Exercise directions:
Output each entry that follows exactly. Images stay out.

▬▬▬

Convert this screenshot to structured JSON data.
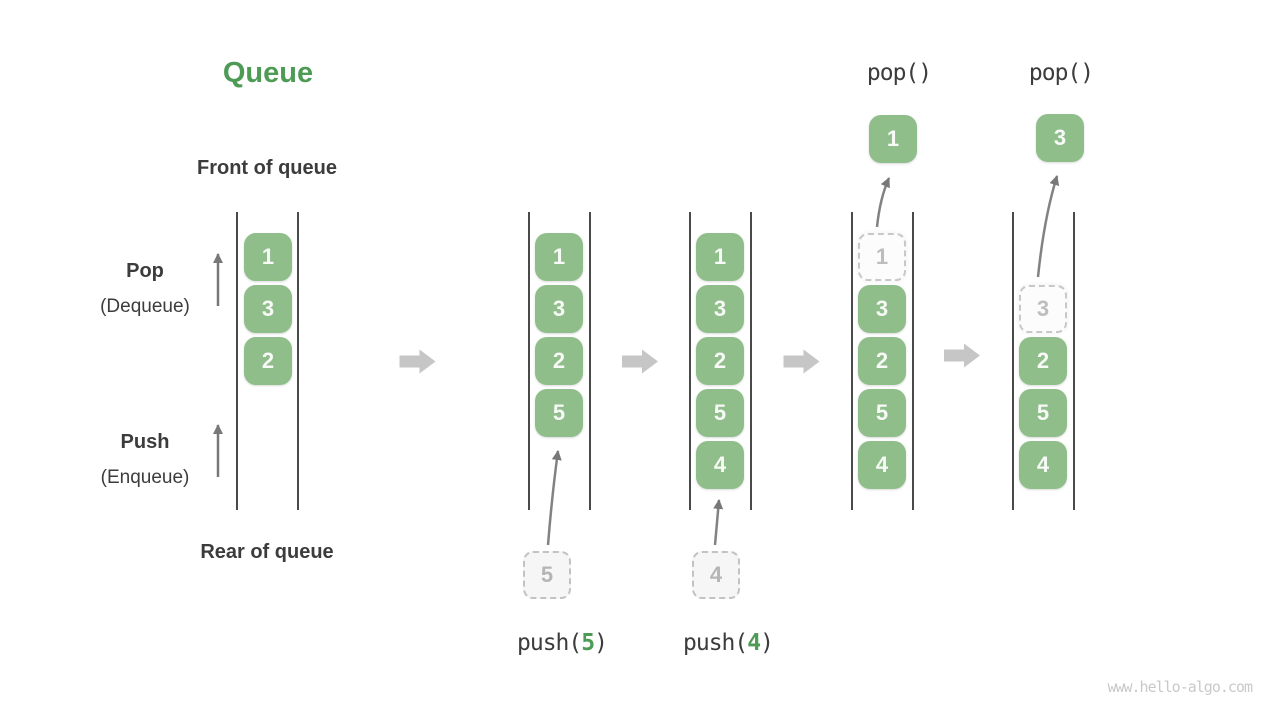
{
  "title": "Queue",
  "labels": {
    "front": "Front of queue",
    "rear": "Rear of queue",
    "pop": "Pop",
    "pop_sub": "(Dequeue)",
    "push": "Push",
    "push_sub": "(Enqueue)"
  },
  "colors": {
    "cell-green": "#8fbe8b",
    "accent-green": "#4e9b55",
    "text-dark": "#3c3c3c",
    "arrow-gray": "#828282",
    "block-arrow-gray": "#c6c6c6",
    "dashed-border": "#c8c8c8",
    "dashed-text": "#bdbdbd",
    "line-dark": "#4a4a4a",
    "watermark-gray": "#c9c9c9"
  },
  "states": [
    {
      "cells": [
        "1",
        "3",
        "2"
      ]
    },
    {
      "cells": [
        "1",
        "3",
        "2",
        "5"
      ],
      "incoming": "5",
      "op": {
        "prefix": "push(",
        "arg": "5",
        "suffix": ")"
      }
    },
    {
      "cells": [
        "1",
        "3",
        "2",
        "5",
        "4"
      ],
      "incoming": "4",
      "op": {
        "prefix": "push(",
        "arg": "4",
        "suffix": ")"
      }
    },
    {
      "removed": "1",
      "cells": [
        "3",
        "2",
        "5",
        "4"
      ],
      "popped": "1",
      "op": "pop()"
    },
    {
      "removed": "3",
      "cells": [
        "2",
        "5",
        "4"
      ],
      "popped": "3",
      "op": "pop()"
    }
  ],
  "watermark": "www.hello-algo.com"
}
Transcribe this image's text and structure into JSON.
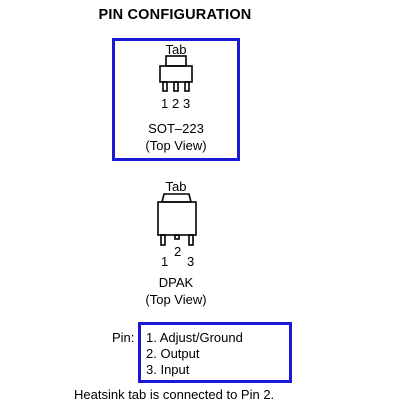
{
  "title": "PIN CONFIGURATION",
  "sot223": {
    "tab_label": "Tab",
    "pin_numbers": [
      "1",
      "2",
      "3"
    ],
    "name": "SOT–223",
    "view": "(Top View)"
  },
  "dpak": {
    "tab_label": "Tab",
    "pin_numbers": [
      "1",
      "2",
      "3"
    ],
    "name": "DPAK",
    "view": "(Top View)"
  },
  "pins": {
    "heading": "Pin:",
    "items": [
      "1. Adjust/Ground",
      "2. Output",
      "3. Input"
    ]
  },
  "note": "Heatsink tab is connected to Pin 2.",
  "colors": {
    "highlight_box": "#1a1ad6",
    "text": "#000000"
  }
}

▬▬▬

Solved problem:
Convert this screenshot to structured JSON data.
{
  "title": "Queue",
  "labels": {
    "front": "Front of queue",
    "rear": "Rear of queue",
    "pop": "Pop",
    "pop_sub": "(Dequeue)",
    "push": "Push",
    "push_sub": "(Enqueue)"
  },
  "colors": {
    "cell-green": "#8fbe8b",
    "accent-green": "#4e9b55",
    "text-dark": "#3c3c3c",
    "arrow-gray": "#828282",
    "block-arrow-gray": "#c6c6c6",
    "dashed-border": "#c8c8c8",
    "dashed-text": "#bdbdbd",
    "line-dark": "#4a4a4a",
    "watermark-gray": "#c9c9c9"
  },
  "states": [
    {
      "cells": [
        "1",
        "3",
        "2"
      ]
    },
    {
      "cells": [
        "1",
        "3",
        "2",
        "5"
      ],
      "incoming": "5",
      "op": {
        "prefix": "push(",
        "arg": "5",
        "suffix": ")"
      }
    },
    {
      "cells": [
        "1",
        "3",
        "2",
        "5",
        "4"
      ],
      "incoming": "4",
      "op": {
        "prefix": "push(",
        "arg": "4",
        "suffix": ")"
      }
    },
    {
      "removed": "1",
      "cells": [
        "3",
        "2",
        "5",
        "4"
      ],
      "popped": "1",
      "op": "pop()"
    },
    {
      "removed": "3",
      "cells": [
        "2",
        "5",
        "4"
      ],
      "popped": "3",
      "op": "pop()"
    }
  ],
  "watermark": "www.hello-algo.com"
}
Transcribe this image's text and structure into JSON.
{
  "title": "PIN CONFIGURATION",
  "sot223": {
    "tab_label": "Tab",
    "pin_numbers": [
      "1",
      "2",
      "3"
    ],
    "name": "SOT–223",
    "view": "(Top View)"
  },
  "dpak": {
    "tab_label": "Tab",
    "pin_numbers": [
      "1",
      "2",
      "3"
    ],
    "name": "DPAK",
    "view": "(Top View)"
  },
  "pins": {
    "heading": "Pin:",
    "items": [
      "1. Adjust/Ground",
      "2. Output",
      "3. Input"
    ]
  },
  "note": "Heatsink tab is connected to Pin 2.",
  "colors": {
    "highlight_box": "#1a1ad6",
    "text": "#000000"
  }
}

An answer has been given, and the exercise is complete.